_To be done:_ The records below are to be repeated in full, exactly as they are.

++++ Supplied records

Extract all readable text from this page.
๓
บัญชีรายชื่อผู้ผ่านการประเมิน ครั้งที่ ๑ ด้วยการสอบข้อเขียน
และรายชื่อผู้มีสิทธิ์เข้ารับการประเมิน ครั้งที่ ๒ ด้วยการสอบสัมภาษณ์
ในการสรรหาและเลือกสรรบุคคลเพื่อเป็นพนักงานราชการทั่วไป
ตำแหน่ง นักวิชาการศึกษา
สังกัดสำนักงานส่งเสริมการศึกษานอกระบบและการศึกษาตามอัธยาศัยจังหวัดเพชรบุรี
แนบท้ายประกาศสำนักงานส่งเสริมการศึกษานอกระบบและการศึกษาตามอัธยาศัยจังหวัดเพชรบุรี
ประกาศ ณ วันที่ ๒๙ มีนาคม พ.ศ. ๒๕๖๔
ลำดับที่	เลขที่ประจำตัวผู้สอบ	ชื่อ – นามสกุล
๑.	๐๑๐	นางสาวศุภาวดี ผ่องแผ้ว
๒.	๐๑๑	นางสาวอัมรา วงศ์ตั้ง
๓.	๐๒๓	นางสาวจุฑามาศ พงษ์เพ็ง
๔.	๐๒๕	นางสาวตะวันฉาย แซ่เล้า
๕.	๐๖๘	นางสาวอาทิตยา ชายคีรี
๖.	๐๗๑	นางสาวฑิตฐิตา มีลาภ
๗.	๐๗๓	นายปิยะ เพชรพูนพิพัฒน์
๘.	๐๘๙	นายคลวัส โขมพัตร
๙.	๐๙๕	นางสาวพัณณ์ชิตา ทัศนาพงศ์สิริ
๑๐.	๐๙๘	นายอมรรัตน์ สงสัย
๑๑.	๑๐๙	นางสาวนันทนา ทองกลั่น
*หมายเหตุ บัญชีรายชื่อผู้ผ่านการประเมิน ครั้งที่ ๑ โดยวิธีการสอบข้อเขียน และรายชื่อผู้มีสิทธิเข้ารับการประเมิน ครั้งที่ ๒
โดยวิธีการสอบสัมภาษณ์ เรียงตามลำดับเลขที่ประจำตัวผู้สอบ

++++++++

_Exercise result:_
Extract all readable text from this page.
๓
บัญชีรายชื่อผู้ผ่านการประเมิน ครั้งที่ ๑ ด้วยการสอบข้อเขียน
และรายชื่อผู้มีสิทธิ์เข้ารับการประเมิน ครั้งที่ ๒ ด้วยการสอบสัมภาษณ์
ในการสรรหาและเลือกสรรบุคคลเพื่อเป็นพนักงานราชการทั่วไป
ตำแหน่ง นักวิชาการศึกษา
สังกัดสำนักงานส่งเสริมการศึกษานอกระบบและการศึกษาตามอัธยาศัยจังหวัดเพชรบุรี
แนบท้ายประกาศสำนักงานส่งเสริมการศึกษานอกระบบและการศึกษาตามอัธยาศัยจังหวัดเพชรบุรี
ประกาศ ณ วันที่ ๒๙ มีนาคม พ.ศ. ๒๕๖๔
ลำดับที่	เลขที่ประจำตัวผู้สอบ	ชื่อ – นามสกุล
๑.	๐๑๐	นางสาวศุภาวดี ผ่องแผ้ว
๒.	๐๑๑	นางสาวอัมรา วงศ์ตั้ง
๓.	๐๒๓	นางสาวจุฑามาศ พงษ์เพ็ง
๔.	๐๒๕	นางสาวตะวันฉาย แซ่เล้า
๕.	๐๖๘	นางสาวอาทิตยา ชายคีรี
๖.	๐๗๑	นางสาวฑิตฐิตา มีลาภ
๗.	๐๗๓	นายปิยะ เพชรพูนพิพัฒน์
๘.	๐๘๙	นายคลวัส โขมพัตร
๙.	๐๙๕	นางสาวพัณณ์ชิตา ทัศนาพงศ์สิริ
๑๐.	๐๙๘	นายอมรรัตน์ สงสัย
๑๑.	๑๐๙	นางสาวนันทนา ทองกลั่น
*หมายเหตุ บัญชีรายชื่อผู้ผ่านการประเมิน ครั้งที่ ๑ โดยวิธีการสอบข้อเขียน และรายชื่อผู้มีสิทธิเข้ารับการประเมิน ครั้งที่ ๒
โดยวิธีการสอบสัมภาษณ์ เรียงตามลำดับเลขที่ประจำตัวผู้สอบ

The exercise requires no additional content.